#### DOCUMENT SECTION:
* * * * *

Workplace deaths not just a side issue says Bishop Cullinane

Bishop Peter Cullinane was among speakers remembering those who have died at work, at a commemoration service for Workers Memorial Day in Palmerston North on Sunday 28 April.

Bishop Peter said that each one of the “terrible statistics” of workplace deaths, injuries and illnesses represented the suffering of individuals and families.

He said human wellbeing was not simply a matter to be addressed as a side-issue after economic planning had been done, but needed to be factored in before the profits were calculated.

“The very starting point of all economic and social planning needs to be the innate dignity of the human being. Because when you start there, you’ve got a way of calculating the real value of human labour,” said Bishop Peter.

“And if you don’t start that calculation starting from the innate human dignity of the human person, it’s no wonder that you end up concluding that human labour is only a cost to be reduced as far as possible.”

Other speakers recalled the recent deaths of clothing workers in Bangladesh, ordered back to work in a building which subsequently collapsed, and of the 29 miners who died at Pike River. On average, one New Zealand worker dies each week in a workplace accident.

Findings from the Workplace Health and Safety Taskforce, which was released on Tuesday  concluded that workplaces across the country are “not fit for purpose” and called for “urgent, broad-based change”.

* * * * *

Dataset items:
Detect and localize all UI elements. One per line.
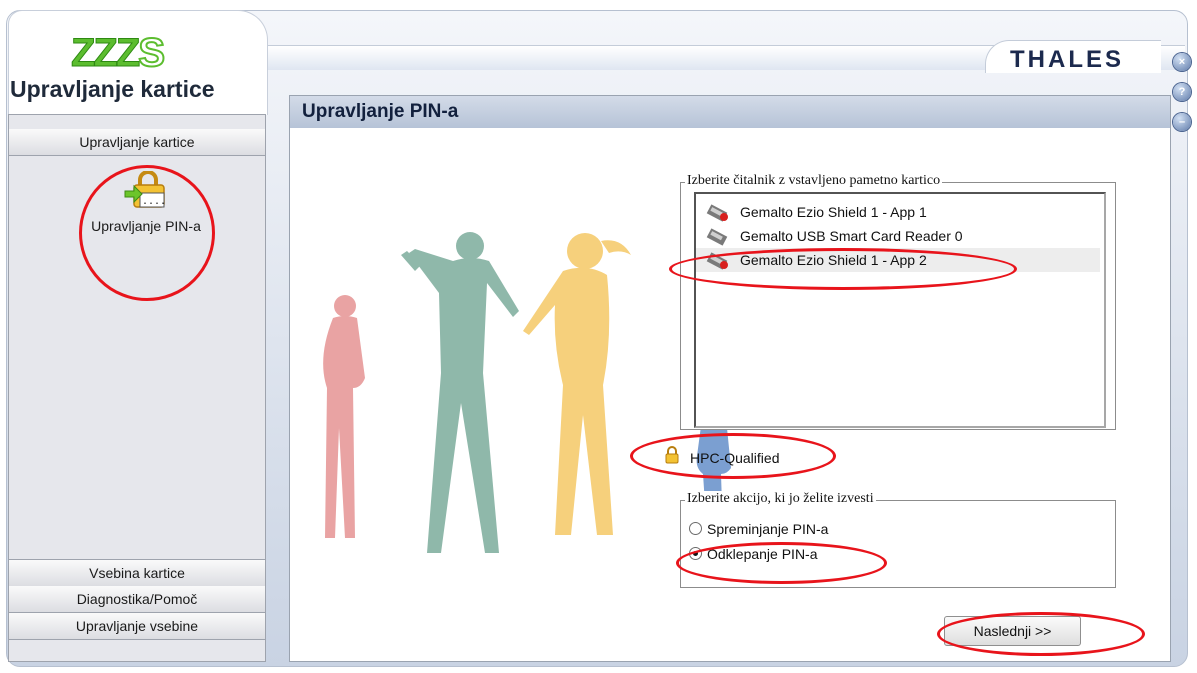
sidebar-item-vsebina-kartice[interactable]: Vsebina kartice: [9, 559, 265, 587]
action-group: Izberite akcijo, ki jo želite izvesti Sp…: [680, 491, 1116, 588]
lock-icon: [665, 446, 679, 464]
main-panel: Upravljanje PIN-a Izberite čitalnik z vs…: [289, 95, 1171, 662]
card-reader-error-icon: [706, 252, 728, 270]
sidebar-entry-label: Upravljanje PIN-a: [91, 218, 201, 234]
list-item-selected[interactable]: Gemalto Ezio Shield 1 - App 2: [696, 248, 1100, 272]
radio-label: Spreminjanje PIN-a: [707, 521, 829, 537]
reader-label: Gemalto Ezio Shield 1 - App 1: [740, 204, 927, 220]
hpc-qualified-label: HPC-Qualified: [690, 450, 780, 466]
reader-listbox[interactable]: Gemalto Ezio Shield 1 - App 1 Gemalto US…: [694, 192, 1106, 428]
radio-spreminjanje-pin[interactable]: Spreminjanje PIN-a: [689, 521, 828, 537]
card-reader-icon: [706, 228, 728, 246]
reader-label: Gemalto USB Smart Card Reader 0: [740, 228, 963, 244]
radio-button[interactable]: [689, 522, 702, 535]
reader-label: Gemalto Ezio Shield 1 - App 2: [740, 252, 927, 268]
thales-logo: THALES: [1010, 46, 1124, 73]
radio-label: Odklepanje PIN-a: [707, 546, 818, 562]
minimize-icon[interactable]: –: [1173, 113, 1191, 131]
list-item[interactable]: Gemalto USB Smart Card Reader 0: [696, 224, 1100, 248]
sidebar-item-upravljanje-kartice[interactable]: Upravljanje kartice: [9, 129, 265, 156]
close-icon[interactable]: ×: [1173, 53, 1191, 71]
panel-title: Upravljanje PIN-a: [290, 96, 1170, 128]
radio-button-checked[interactable]: [689, 547, 702, 560]
app-title: Upravljanje kartice: [10, 76, 215, 102]
list-item[interactable]: Gemalto Ezio Shield 1 - App 1: [696, 200, 1100, 224]
sidebar: Upravljanje kartice .... Upravljanje PIN…: [8, 114, 266, 662]
zzzs-logo: ZZZS: [71, 31, 166, 75]
sidebar-item-diagnostika[interactable]: Diagnostika/Pomoč: [9, 586, 265, 613]
action-group-legend: Izberite akcijo, ki jo želite izvesti: [685, 491, 876, 507]
reader-group-legend: Izberite čitalnik z vstavljeno pametno k…: [685, 173, 943, 189]
lock-key-icon: ....: [124, 170, 166, 208]
sidebar-entry-upravljanje-pin[interactable]: .... Upravljanje PIN-a: [71, 170, 221, 241]
card-reader-error-icon: [706, 204, 728, 222]
next-button[interactable]: Naslednji >>: [944, 616, 1081, 646]
svg-text:....: ....: [142, 196, 166, 207]
radio-odklepanje-pin[interactable]: Odklepanje PIN-a: [689, 546, 818, 562]
help-icon[interactable]: ?: [1173, 83, 1191, 101]
sidebar-item-upravljanje-vsebine[interactable]: Upravljanje vsebine: [9, 613, 265, 640]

* * * * *

#### REQUIRED TASKS:
a. Retype the passage of the Workers Memorial Day article above between "Workplace deaths not" and "profits were calculated.", inclusive.
b. Answer these questions using the Workers Memorial Day article above:
(i) On what day and date was the commemoration service in Palmerston North held?
(ii) How many miners died at Pike River?
(iii) What did the Workplace Health and Safety Taskforce conclude about workplaces across the country?

#### PER-TASK OUTPUTS:
a.
Workplace deaths not just a side issue says Bishop Cullinane

Bishop Peter Cullinane was among speakers remembering those who have died at work, at a commemoration service for Workers Memorial Day in Palmerston North on Sunday 28 April.

Bishop Peter said that each one of the “terrible statistics” of workplace deaths, injuries and illnesses represented the suffering of individuals and families.

He said human wellbeing was not simply a matter to be addressed as a side-issue after economic planning had been done, but needed to be factored in before the profits were calculated.

b.
(i) Sunday 28 April.
(ii) 29.
(iii) That they are "not fit for purpose," and it called for "urgent, broad-based change."